Please retype all of the entries that follow, leaving the images out.

DATASET ENTRIES:
---*---
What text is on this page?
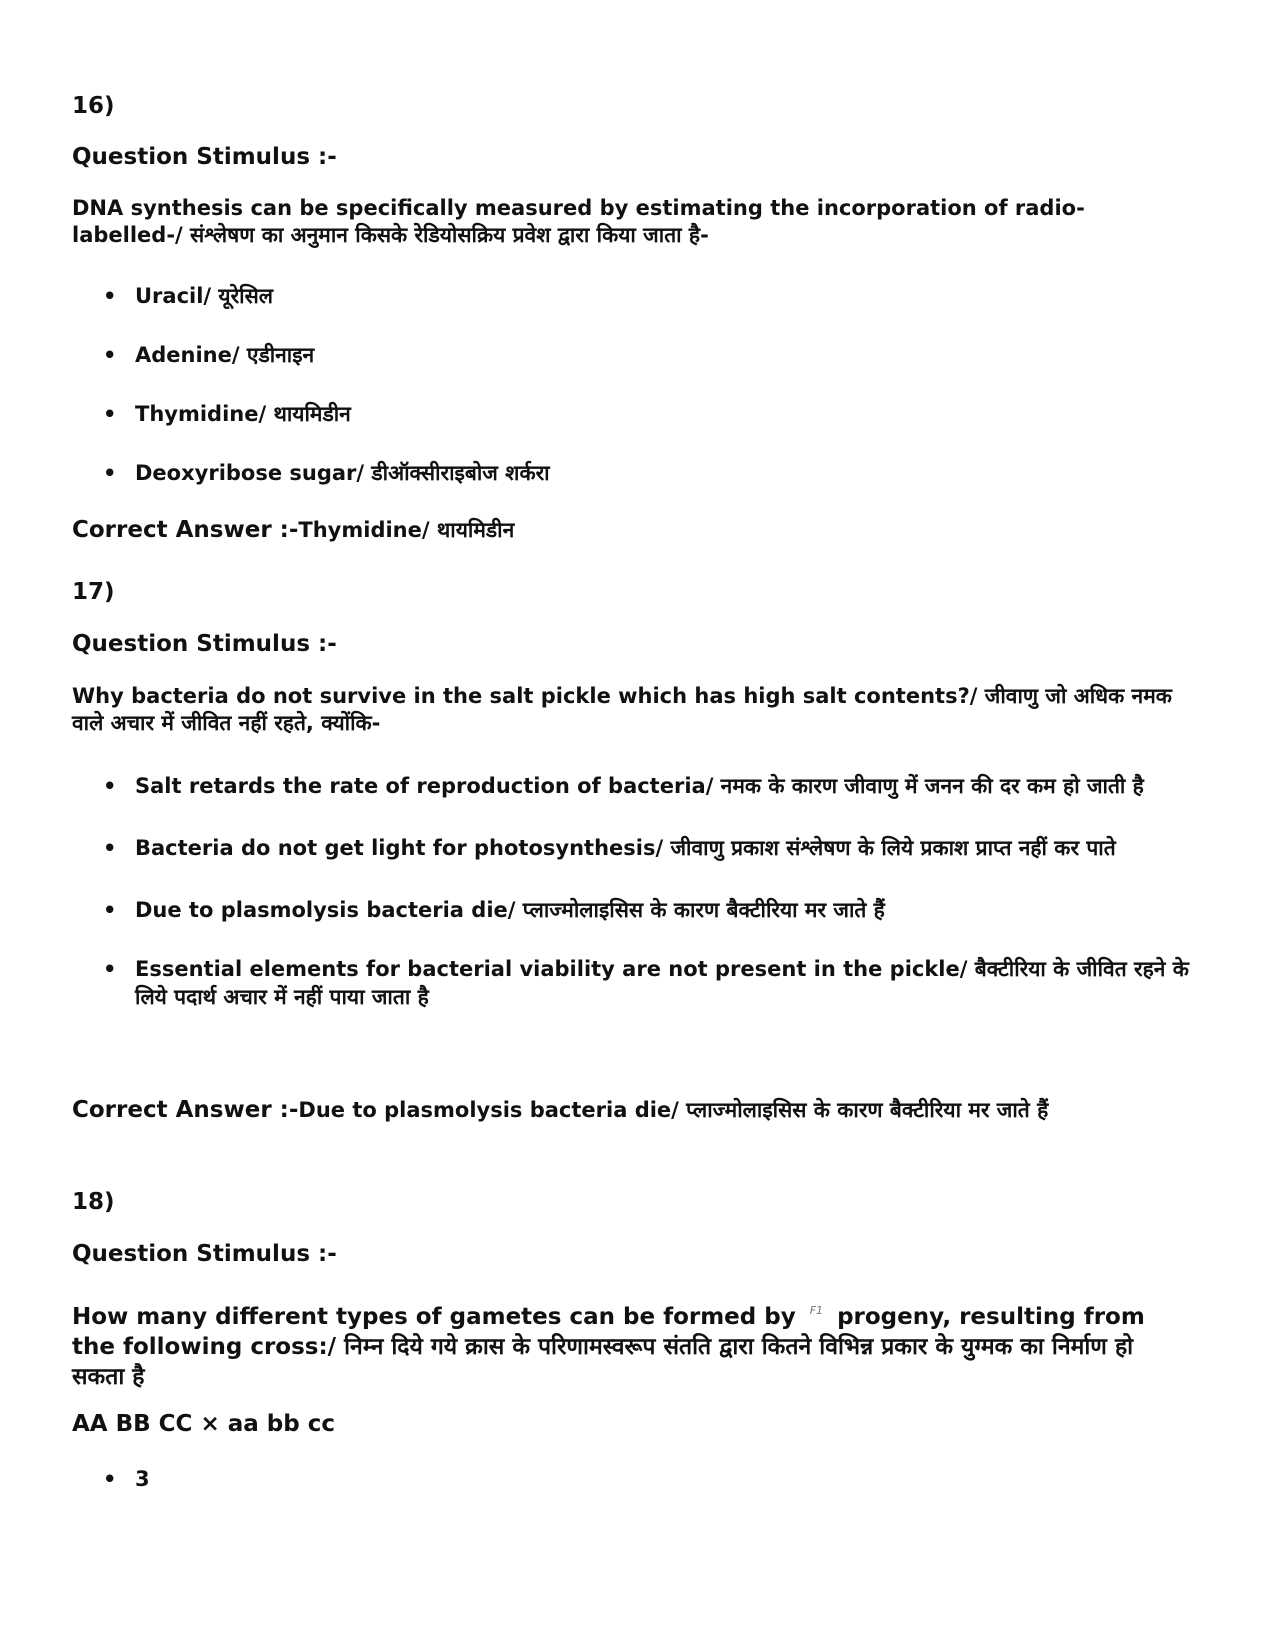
16)
Question Stimulus :-
DNA synthesis can be specifically measured by estimating the incorporation of radio-labelled-/ संश्लेषण का अनुमान किसके रेडियोसक्रिय प्रवेश द्वारा किया जाता है-
• Uracil/ यूरेसिल
• Adenine/ एडीनाइन
• Thymidine/ थायमिडीन
• Deoxyribose sugar/ डीऑक्सीराइबोज शर्करा
Correct Answer :-Thymidine/ थायमिडीन
17)
Question Stimulus :-
Why bacteria do not survive in the salt pickle which has high salt contents?/ जीवाणु जो अधिक नमक वाले अचार में जीवित नहीं रहते, क्योंकि-
• Salt retards the rate of reproduction of bacteria/ नमक के कारण जीवाणु में जनन की दर कम हो जाती है
• Bacteria do not get light for photosynthesis/ जीवाणु प्रकाश संश्लेषण के लिये प्रकाश प्राप्त नहीं कर पाते
• Due to plasmolysis bacteria die/ प्लाज्मोलाइसिस के कारण बैक्टीरिया मर जाते हैं
• Essential elements for bacterial viability are not present in the pickle/ बैक्टीरिया के जीवित रहने के लिये पदार्थ अचार में नहीं पाया जाता है
Correct Answer :-Due to plasmolysis bacteria die/ प्लाज्मोलाइसिस के कारण बैक्टीरिया मर जाते हैं
18)
Question Stimulus :-
How many different types of gametes can be formed by F1 progeny, resulting from the following cross:/ निम्न दिये गये क्रास के परिणामस्वरूप संतति द्वारा कितने विभिन्न प्रकार के युग्मक का निर्माण हो सकता है
AA BB CC × aa bb cc
• 3
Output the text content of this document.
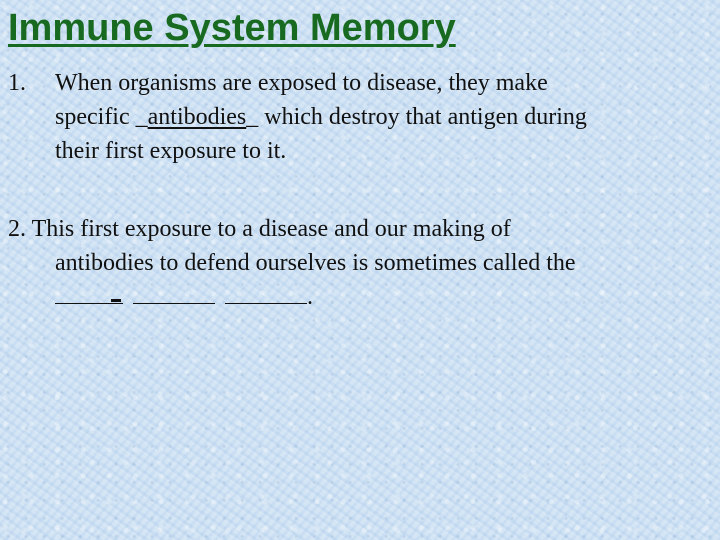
Immune System Memory
1.	When organisms are exposed to disease, they make
specific _antibodies_ which destroy that antigen during
their first exposure to it.
2. This first exposure to a disease and our making of
antibodies to defend ourselves is sometimes called the
.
---*---
YOUR SOLUTION:
What text is on this page?
16)
Question Stimulus :-
DNA synthesis can be specifically measured by estimating the incorporation of radio-labelled-/ संश्लेषण का अनुमान किसके रेडियोसक्रिय प्रवेश द्वारा किया जाता है-
• Uracil/ यूरेसिल
• Adenine/ एडीनाइन
• Thymidine/ थायमिडीन
• Deoxyribose sugar/ डीऑक्सीराइबोज शर्करा
Correct Answer :-Thymidine/ थायमिडीन
17)
Question Stimulus :-
Why bacteria do not survive in the salt pickle which has high salt contents?/ जीवाणु जो अधिक नमक वाले अचार में जीवित नहीं रहते, क्योंकि-
• Salt retards the rate of reproduction of bacteria/ नमक के कारण जीवाणु में जनन की दर कम हो जाती है
• Bacteria do not get light for photosynthesis/ जीवाणु प्रकाश संश्लेषण के लिये प्रकाश प्राप्त नहीं कर पाते
• Due to plasmolysis bacteria die/ प्लाज्मोलाइसिस के कारण बैक्टीरिया मर जाते हैं
• Essential elements for bacterial viability are not present in the pickle/ बैक्टीरिया के जीवित रहने के लिये पदार्थ अचार में नहीं पाया जाता है
Correct Answer :-Due to plasmolysis bacteria die/ प्लाज्मोलाइसिस के कारण बैक्टीरिया मर जाते हैं
18)
Question Stimulus :-
How many different types of gametes can be formed by F1 progeny, resulting from the following cross:/ निम्न दिये गये क्रास के परिणामस्वरूप संतति द्वारा कितने विभिन्न प्रकार के युग्मक का निर्माण हो सकता है
AA BB CC × aa bb cc
• 3
Output the text content of this document.
Immune System Memory
1.	When organisms are exposed to disease, they make
specific _antibodies_ which destroy that antigen during
their first exposure to it.
2. This first exposure to a disease and our making of
antibodies to defend ourselves is sometimes called the
.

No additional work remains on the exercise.